◆ **PROBLEM REQUIREMENTS**
Go through the data below and gather each line containing "xlsx".

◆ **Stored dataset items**
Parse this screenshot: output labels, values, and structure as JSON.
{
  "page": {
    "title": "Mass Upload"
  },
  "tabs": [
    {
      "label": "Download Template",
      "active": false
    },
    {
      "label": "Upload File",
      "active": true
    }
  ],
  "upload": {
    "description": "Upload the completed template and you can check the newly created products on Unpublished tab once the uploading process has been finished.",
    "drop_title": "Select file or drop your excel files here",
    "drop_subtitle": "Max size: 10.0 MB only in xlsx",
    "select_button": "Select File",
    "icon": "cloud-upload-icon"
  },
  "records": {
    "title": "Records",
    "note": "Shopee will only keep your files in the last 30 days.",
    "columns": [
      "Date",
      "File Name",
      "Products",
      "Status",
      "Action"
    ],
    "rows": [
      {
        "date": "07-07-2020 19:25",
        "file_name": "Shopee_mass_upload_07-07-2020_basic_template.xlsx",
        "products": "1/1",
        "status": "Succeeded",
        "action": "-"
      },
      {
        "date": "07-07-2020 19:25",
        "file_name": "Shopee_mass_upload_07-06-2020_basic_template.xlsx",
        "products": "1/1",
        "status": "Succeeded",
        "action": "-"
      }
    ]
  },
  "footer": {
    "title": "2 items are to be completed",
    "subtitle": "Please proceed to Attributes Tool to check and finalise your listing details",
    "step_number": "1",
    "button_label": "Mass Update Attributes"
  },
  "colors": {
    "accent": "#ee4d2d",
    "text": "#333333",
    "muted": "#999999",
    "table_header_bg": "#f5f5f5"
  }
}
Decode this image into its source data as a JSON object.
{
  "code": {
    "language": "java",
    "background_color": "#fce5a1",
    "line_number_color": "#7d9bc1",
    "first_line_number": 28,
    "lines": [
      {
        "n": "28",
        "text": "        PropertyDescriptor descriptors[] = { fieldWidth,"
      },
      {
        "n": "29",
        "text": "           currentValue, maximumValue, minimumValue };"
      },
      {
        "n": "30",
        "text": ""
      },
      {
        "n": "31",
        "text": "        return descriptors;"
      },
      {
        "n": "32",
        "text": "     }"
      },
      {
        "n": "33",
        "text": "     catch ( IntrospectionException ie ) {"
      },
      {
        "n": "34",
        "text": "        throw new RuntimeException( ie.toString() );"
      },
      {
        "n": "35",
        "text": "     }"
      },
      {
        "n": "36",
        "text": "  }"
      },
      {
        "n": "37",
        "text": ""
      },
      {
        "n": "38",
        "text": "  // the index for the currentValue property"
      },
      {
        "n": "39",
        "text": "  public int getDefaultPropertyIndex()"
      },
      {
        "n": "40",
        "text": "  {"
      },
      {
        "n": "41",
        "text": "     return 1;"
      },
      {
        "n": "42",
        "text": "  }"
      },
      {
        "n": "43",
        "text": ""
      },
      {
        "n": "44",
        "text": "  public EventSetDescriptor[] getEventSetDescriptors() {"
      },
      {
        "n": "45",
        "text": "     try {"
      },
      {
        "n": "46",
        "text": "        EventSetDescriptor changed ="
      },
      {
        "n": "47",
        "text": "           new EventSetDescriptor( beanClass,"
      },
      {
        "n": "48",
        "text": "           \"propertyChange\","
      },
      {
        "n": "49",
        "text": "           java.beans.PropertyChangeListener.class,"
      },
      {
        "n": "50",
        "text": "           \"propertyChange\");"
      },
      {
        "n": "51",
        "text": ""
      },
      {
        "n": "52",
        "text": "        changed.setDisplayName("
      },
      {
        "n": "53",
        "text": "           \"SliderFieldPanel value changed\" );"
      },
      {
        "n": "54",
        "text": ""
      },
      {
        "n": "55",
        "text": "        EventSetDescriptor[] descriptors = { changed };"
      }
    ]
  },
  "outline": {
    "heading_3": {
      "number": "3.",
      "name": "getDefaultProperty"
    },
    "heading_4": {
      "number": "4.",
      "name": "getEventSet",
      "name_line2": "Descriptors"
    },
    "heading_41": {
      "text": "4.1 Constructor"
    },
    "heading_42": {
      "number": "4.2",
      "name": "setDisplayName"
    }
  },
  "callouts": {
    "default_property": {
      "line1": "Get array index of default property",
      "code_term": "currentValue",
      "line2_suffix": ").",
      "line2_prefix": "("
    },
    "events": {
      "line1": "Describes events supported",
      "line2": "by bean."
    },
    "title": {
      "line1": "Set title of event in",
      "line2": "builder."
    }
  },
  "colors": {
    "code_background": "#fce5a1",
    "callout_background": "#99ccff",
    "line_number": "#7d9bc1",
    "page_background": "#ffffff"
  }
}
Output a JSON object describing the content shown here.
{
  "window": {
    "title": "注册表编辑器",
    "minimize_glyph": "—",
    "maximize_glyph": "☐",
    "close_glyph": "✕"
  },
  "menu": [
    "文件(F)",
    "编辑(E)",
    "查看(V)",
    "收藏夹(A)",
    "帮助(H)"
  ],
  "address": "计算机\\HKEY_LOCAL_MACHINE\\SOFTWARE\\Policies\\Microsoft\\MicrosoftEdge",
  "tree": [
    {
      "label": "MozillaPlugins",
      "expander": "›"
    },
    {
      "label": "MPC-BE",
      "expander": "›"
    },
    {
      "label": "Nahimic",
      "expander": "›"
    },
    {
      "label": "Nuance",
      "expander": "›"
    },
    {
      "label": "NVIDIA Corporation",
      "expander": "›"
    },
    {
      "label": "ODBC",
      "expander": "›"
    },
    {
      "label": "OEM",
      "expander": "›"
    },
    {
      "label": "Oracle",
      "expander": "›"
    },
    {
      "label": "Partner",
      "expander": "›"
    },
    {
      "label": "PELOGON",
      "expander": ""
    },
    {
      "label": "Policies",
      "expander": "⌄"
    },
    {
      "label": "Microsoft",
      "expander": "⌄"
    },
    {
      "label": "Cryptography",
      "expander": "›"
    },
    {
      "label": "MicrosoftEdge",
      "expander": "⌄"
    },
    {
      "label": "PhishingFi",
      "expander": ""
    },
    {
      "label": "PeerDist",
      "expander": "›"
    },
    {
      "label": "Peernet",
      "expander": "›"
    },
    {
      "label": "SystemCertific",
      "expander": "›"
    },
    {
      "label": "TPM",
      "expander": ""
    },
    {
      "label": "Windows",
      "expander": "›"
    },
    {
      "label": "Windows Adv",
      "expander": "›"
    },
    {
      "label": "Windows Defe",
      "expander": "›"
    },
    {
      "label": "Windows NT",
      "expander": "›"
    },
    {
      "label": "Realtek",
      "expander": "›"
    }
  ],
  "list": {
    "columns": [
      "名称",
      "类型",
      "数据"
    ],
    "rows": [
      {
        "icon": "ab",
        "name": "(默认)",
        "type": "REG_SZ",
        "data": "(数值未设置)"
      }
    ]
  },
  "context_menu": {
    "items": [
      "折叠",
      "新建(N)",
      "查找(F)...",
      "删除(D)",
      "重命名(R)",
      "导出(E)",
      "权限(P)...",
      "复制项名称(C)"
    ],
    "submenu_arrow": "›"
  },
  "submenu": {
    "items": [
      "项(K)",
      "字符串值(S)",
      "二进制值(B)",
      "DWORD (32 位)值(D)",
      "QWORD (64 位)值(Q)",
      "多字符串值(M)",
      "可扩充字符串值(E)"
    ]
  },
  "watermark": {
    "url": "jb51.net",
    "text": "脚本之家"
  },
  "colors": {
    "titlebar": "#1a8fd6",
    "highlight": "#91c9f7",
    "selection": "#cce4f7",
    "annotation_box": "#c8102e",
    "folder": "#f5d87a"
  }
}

...

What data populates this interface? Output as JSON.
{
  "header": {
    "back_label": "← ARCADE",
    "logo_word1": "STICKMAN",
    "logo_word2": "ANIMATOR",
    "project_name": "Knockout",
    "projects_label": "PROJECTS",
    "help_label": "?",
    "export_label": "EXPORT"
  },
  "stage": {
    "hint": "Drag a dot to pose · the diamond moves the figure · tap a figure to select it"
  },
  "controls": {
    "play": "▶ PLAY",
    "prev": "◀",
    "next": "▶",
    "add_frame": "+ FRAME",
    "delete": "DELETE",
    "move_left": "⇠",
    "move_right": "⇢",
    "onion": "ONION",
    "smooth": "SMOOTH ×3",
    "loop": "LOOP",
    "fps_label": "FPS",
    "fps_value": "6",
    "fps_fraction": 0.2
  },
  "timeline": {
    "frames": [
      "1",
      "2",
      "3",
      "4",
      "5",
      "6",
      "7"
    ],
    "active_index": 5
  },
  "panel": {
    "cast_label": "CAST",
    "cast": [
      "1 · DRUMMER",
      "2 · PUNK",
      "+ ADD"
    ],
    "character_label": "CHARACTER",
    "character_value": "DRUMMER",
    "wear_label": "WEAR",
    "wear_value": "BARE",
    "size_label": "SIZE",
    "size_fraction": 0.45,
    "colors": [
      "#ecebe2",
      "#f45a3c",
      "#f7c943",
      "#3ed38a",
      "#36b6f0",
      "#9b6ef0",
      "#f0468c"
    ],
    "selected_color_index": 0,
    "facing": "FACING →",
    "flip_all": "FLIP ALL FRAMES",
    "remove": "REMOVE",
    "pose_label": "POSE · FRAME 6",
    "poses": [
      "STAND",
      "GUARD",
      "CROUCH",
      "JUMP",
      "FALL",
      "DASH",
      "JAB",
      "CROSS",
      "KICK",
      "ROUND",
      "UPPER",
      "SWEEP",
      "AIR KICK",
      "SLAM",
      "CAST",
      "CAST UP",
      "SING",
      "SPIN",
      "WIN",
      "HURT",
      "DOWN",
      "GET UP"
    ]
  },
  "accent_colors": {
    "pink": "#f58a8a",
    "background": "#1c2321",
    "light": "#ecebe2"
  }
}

◆ **FULL ANSWER**
    "drop_subtitle": "Max size: 10.0 MB only in xlsx",
        "file_name": "Shopee_mass_upload_07-07-2020_basic_template.xlsx",
        "file_name": "Shopee_mass_upload_07-06-2020_basic_template.xlsx",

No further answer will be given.